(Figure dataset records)
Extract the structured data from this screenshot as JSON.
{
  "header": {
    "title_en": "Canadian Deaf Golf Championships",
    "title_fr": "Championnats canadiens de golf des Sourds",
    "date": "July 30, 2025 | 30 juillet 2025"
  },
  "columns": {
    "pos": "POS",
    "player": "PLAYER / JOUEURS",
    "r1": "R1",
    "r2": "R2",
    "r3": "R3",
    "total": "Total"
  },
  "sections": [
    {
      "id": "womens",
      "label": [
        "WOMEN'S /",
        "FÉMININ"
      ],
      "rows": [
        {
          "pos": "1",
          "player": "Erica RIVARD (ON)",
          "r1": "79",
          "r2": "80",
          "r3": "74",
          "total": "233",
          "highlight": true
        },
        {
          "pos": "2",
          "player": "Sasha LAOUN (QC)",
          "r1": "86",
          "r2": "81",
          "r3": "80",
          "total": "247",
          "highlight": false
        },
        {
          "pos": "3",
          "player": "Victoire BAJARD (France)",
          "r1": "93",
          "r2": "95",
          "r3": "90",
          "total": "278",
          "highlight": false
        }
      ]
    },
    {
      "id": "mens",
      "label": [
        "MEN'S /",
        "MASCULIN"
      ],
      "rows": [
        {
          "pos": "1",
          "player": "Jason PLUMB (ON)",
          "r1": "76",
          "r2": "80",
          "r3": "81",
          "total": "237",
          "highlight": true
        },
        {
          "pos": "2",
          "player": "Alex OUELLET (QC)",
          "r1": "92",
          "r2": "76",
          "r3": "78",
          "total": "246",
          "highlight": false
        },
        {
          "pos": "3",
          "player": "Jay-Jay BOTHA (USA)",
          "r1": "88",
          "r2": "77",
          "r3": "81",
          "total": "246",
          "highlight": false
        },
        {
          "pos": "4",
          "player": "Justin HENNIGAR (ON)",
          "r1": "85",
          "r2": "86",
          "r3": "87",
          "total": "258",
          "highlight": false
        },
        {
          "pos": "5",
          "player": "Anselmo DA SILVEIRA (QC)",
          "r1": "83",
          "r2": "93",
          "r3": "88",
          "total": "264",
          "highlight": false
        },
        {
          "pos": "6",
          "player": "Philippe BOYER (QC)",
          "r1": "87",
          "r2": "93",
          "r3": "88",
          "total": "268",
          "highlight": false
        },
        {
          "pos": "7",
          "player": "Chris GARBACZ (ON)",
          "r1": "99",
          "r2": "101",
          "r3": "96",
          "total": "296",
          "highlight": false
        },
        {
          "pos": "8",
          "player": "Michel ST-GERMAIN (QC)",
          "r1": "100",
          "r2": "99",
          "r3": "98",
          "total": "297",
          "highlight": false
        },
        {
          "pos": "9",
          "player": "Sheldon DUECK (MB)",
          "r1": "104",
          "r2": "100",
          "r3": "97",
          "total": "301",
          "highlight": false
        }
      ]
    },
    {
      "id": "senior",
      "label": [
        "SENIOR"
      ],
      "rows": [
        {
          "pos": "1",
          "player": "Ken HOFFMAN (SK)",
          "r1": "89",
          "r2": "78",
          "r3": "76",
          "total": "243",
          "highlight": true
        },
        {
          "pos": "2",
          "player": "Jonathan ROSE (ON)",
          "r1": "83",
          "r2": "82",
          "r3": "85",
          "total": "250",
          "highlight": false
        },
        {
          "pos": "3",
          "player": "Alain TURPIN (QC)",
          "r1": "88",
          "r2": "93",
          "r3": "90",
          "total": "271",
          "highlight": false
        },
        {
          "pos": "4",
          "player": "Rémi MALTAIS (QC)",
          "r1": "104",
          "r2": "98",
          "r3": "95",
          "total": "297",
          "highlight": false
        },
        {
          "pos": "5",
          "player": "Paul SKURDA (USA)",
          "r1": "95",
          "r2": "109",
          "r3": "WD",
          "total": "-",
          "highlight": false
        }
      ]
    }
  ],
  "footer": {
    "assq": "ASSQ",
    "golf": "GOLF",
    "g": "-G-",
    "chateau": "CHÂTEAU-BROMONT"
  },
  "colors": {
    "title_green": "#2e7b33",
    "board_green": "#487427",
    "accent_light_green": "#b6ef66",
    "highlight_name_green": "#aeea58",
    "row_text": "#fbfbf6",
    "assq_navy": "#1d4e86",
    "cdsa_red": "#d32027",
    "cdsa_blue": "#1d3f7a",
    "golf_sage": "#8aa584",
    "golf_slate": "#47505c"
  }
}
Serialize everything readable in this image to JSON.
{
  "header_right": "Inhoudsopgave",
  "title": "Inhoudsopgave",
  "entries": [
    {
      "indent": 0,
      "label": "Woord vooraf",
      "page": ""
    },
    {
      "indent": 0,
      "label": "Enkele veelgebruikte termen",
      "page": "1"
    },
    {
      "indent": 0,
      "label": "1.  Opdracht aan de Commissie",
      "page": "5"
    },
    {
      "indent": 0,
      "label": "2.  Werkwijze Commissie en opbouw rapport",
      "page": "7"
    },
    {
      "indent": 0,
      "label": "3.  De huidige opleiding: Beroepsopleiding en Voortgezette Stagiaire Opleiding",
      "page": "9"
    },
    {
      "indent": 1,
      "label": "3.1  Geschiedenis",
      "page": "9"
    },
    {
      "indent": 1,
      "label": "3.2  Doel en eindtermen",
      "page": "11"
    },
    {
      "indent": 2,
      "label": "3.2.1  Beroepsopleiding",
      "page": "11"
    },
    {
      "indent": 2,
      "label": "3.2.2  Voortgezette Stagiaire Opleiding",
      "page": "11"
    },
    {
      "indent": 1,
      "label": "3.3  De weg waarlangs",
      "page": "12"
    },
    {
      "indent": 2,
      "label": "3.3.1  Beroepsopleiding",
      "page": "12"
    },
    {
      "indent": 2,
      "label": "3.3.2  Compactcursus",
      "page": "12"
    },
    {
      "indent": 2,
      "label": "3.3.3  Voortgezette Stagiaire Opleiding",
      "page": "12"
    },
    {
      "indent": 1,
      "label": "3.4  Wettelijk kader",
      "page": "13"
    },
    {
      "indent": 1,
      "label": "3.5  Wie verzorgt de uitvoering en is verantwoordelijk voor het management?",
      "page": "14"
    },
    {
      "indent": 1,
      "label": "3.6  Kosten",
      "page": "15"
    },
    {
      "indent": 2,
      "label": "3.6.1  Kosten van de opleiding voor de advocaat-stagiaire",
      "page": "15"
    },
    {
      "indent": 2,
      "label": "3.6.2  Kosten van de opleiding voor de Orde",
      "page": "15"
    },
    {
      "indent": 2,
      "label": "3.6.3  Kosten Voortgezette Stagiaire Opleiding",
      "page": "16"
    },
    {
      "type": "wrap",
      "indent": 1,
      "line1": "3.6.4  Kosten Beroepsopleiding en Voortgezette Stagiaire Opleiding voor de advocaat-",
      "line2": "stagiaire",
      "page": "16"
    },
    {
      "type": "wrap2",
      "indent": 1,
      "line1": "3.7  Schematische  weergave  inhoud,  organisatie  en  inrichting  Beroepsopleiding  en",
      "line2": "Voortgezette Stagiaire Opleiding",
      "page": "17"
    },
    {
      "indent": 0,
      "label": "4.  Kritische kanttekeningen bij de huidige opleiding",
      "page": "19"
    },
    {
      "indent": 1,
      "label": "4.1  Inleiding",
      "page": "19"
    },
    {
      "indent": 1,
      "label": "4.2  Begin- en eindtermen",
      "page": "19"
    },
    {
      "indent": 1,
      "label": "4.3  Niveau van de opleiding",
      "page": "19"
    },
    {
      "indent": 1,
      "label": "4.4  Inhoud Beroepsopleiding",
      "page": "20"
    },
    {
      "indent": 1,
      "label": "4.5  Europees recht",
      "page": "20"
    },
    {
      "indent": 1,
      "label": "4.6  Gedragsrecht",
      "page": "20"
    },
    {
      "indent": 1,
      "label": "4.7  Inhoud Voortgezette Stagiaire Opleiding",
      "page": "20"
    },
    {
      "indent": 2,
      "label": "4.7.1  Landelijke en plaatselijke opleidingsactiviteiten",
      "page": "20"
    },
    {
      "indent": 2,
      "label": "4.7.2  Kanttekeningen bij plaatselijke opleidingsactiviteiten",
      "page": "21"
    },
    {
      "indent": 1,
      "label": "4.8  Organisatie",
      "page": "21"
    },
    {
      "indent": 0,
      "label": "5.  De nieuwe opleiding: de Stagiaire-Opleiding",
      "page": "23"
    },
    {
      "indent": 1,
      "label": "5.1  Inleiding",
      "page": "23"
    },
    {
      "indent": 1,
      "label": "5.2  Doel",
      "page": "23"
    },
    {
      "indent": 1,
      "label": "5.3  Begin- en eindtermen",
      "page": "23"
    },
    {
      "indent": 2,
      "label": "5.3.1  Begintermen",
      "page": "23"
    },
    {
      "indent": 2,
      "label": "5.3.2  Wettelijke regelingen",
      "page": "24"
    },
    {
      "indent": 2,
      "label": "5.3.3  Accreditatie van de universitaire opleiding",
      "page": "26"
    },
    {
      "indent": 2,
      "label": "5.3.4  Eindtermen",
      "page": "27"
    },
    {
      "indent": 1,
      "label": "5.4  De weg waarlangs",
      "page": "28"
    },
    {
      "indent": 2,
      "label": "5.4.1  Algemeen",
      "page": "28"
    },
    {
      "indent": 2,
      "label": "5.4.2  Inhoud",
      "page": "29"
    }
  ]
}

**STATED GOAL**
Find the lines holding "opleidingsactiviteiten" and list every one.

**RESPONSE TO THIS TASK**
      "label": "4.7.1  Landelijke en plaatselijke opleidingsactiviteiten",
      "label": "4.7.2  Kanttekeningen bij plaatselijke opleidingsactiviteiten",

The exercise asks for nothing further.